LISTED ENTRIES:
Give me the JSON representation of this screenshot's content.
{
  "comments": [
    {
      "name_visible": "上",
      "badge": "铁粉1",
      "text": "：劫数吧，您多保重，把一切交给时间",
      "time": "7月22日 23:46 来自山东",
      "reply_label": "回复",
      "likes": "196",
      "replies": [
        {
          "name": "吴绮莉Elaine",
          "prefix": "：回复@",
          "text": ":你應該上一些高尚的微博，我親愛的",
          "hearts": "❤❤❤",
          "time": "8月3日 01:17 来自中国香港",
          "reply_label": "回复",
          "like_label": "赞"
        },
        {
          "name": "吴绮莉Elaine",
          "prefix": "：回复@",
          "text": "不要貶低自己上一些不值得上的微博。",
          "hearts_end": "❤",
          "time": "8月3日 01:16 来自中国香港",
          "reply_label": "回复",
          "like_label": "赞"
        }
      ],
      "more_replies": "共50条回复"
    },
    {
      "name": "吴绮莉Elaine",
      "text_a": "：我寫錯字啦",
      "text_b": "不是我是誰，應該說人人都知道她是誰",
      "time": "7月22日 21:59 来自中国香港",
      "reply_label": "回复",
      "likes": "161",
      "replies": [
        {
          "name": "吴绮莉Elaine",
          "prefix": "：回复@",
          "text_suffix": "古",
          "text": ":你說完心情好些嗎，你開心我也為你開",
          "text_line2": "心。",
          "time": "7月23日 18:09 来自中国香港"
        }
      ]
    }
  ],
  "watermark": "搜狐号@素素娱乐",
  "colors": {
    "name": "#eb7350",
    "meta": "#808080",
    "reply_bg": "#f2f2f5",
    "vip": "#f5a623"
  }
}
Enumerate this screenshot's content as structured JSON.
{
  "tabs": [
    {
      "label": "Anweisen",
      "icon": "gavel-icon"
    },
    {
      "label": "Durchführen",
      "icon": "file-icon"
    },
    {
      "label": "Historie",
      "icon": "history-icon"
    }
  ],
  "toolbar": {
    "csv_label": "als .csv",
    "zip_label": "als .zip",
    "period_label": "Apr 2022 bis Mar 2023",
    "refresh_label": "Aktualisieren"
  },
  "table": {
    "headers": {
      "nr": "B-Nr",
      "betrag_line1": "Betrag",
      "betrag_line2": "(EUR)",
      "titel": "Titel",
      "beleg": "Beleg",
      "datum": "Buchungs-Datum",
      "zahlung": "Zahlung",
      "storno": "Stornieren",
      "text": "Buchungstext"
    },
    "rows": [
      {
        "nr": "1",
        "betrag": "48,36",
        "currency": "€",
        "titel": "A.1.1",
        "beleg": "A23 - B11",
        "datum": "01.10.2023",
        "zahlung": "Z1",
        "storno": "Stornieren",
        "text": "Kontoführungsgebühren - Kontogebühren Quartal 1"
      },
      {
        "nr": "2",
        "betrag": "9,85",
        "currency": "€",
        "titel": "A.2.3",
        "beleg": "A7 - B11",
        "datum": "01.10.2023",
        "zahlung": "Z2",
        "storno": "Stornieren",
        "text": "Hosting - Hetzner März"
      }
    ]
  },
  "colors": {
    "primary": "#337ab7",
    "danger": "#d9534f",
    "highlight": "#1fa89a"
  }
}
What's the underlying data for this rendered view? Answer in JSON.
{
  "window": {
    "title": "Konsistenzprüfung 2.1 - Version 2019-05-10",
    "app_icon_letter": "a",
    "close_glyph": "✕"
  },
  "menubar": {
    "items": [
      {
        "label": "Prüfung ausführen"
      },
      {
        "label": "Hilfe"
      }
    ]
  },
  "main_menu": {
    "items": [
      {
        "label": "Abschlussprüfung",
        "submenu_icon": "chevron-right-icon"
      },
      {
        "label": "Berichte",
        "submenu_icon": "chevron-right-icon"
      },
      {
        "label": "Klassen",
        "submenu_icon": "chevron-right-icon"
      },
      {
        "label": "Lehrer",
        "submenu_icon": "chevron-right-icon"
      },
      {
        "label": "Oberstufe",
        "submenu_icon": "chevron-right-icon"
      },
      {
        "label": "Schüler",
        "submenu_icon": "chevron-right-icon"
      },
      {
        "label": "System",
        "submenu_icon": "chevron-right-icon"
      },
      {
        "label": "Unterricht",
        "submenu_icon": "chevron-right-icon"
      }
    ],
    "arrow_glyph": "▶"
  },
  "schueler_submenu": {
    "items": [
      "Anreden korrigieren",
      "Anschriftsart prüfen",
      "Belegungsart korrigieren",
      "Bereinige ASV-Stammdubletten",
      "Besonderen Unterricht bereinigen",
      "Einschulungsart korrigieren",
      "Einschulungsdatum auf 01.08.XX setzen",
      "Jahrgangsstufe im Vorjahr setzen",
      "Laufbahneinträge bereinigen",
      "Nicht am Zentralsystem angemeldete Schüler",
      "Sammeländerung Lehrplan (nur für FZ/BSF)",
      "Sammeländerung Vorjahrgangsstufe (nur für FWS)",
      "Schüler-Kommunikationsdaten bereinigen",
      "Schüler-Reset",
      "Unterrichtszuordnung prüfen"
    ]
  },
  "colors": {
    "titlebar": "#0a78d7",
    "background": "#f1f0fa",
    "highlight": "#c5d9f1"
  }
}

STATED TASK:
Copy every line of the records word for word.

COMPLETED TASK:
Give me the JSON representation of this screenshot's content.
{
  "comments": [
    {
      "name_visible": "上",
      "badge": "铁粉1",
      "text": "：劫数吧，您多保重，把一切交给时间",
      "time": "7月22日 23:46 来自山东",
      "reply_label": "回复",
      "likes": "196",
      "replies": [
        {
          "name": "吴绮莉Elaine",
          "prefix": "：回复@",
          "text": ":你應該上一些高尚的微博，我親愛的",
          "hearts": "❤❤❤",
          "time": "8月3日 01:17 来自中国香港",
          "reply_label": "回复",
          "like_label": "赞"
        },
        {
          "name": "吴绮莉Elaine",
          "prefix": "：回复@",
          "text": "不要貶低自己上一些不值得上的微博。",
          "hearts_end": "❤",
          "time": "8月3日 01:16 来自中国香港",
          "reply_label": "回复",
          "like_label": "赞"
        }
      ],
      "more_replies": "共50条回复"
    },
    {
      "name": "吴绮莉Elaine",
      "text_a": "：我寫錯字啦",
      "text_b": "不是我是誰，應該說人人都知道她是誰",
      "time": "7月22日 21:59 来自中国香港",
      "reply_label": "回复",
      "likes": "161",
      "replies": [
        {
          "name": "吴绮莉Elaine",
          "prefix": "：回复@",
          "text_suffix": "古",
          "text": ":你說完心情好些嗎，你開心我也為你開",
          "text_line2": "心。",
          "time": "7月23日 18:09 来自中国香港"
        }
      ]
    }
  ],
  "watermark": "搜狐号@素素娱乐",
  "colors": {
    "name": "#eb7350",
    "meta": "#808080",
    "reply_bg": "#f2f2f5",
    "vip": "#f5a623"
  }
}
Enumerate this screenshot's content as structured JSON.
{
  "tabs": [
    {
      "label": "Anweisen",
      "icon": "gavel-icon"
    },
    {
      "label": "Durchführen",
      "icon": "file-icon"
    },
    {
      "label": "Historie",
      "icon": "history-icon"
    }
  ],
  "toolbar": {
    "csv_label": "als .csv",
    "zip_label": "als .zip",
    "period_label": "Apr 2022 bis Mar 2023",
    "refresh_label": "Aktualisieren"
  },
  "table": {
    "headers": {
      "nr": "B-Nr",
      "betrag_line1": "Betrag",
      "betrag_line2": "(EUR)",
      "titel": "Titel",
      "beleg": "Beleg",
      "datum": "Buchungs-Datum",
      "zahlung": "Zahlung",
      "storno": "Stornieren",
      "text": "Buchungstext"
    },
    "rows": [
      {
        "nr": "1",
        "betrag": "48,36",
        "currency": "€",
        "titel": "A.1.1",
        "beleg": "A23 - B11",
        "datum": "01.10.2023",
        "zahlung": "Z1",
        "storno": "Stornieren",
        "text": "Kontoführungsgebühren - Kontogebühren Quartal 1"
      },
      {
        "nr": "2",
        "betrag": "9,85",
        "currency": "€",
        "titel": "A.2.3",
        "beleg": "A7 - B11",
        "datum": "01.10.2023",
        "zahlung": "Z2",
        "storno": "Stornieren",
        "text": "Hosting - Hetzner März"
      }
    ]
  },
  "colors": {
    "primary": "#337ab7",
    "danger": "#d9534f",
    "highlight": "#1fa89a"
  }
}
What's the underlying data for this rendered view? Answer in JSON.
{
  "window": {
    "title": "Konsistenzprüfung 2.1 - Version 2019-05-10",
    "app_icon_letter": "a",
    "close_glyph": "✕"
  },
  "menubar": {
    "items": [
      {
        "label": "Prüfung ausführen"
      },
      {
        "label": "Hilfe"
      }
    ]
  },
  "main_menu": {
    "items": [
      {
        "label": "Abschlussprüfung",
        "submenu_icon": "chevron-right-icon"
      },
      {
        "label": "Berichte",
        "submenu_icon": "chevron-right-icon"
      },
      {
        "label": "Klassen",
        "submenu_icon": "chevron-right-icon"
      },
      {
        "label": "Lehrer",
        "submenu_icon": "chevron-right-icon"
      },
      {
        "label": "Oberstufe",
        "submenu_icon": "chevron-right-icon"
      },
      {
        "label": "Schüler",
        "submenu_icon": "chevron-right-icon"
      },
      {
        "label": "System",
        "submenu_icon": "chevron-right-icon"
      },
      {
        "label": "Unterricht",
        "submenu_icon": "chevron-right-icon"
      }
    ],
    "arrow_glyph": "▶"
  },
  "schueler_submenu": {
    "items": [
      "Anreden korrigieren",
      "Anschriftsart prüfen",
      "Belegungsart korrigieren",
      "Bereinige ASV-Stammdubletten",
      "Besonderen Unterricht bereinigen",
      "Einschulungsart korrigieren",
      "Einschulungsdatum auf 01.08.XX setzen",
      "Jahrgangsstufe im Vorjahr setzen",
      "Laufbahneinträge bereinigen",
      "Nicht am Zentralsystem angemeldete Schüler",
      "Sammeländerung Lehrplan (nur für FZ/BSF)",
      "Sammeländerung Vorjahrgangsstufe (nur für FWS)",
      "Schüler-Kommunikationsdaten bereinigen",
      "Schüler-Reset",
      "Unterrichtszuordnung prüfen"
    ]
  },
  "colors": {
    "titlebar": "#0a78d7",
    "background": "#f1f0fa",
    "highlight": "#c5d9f1"
  }
}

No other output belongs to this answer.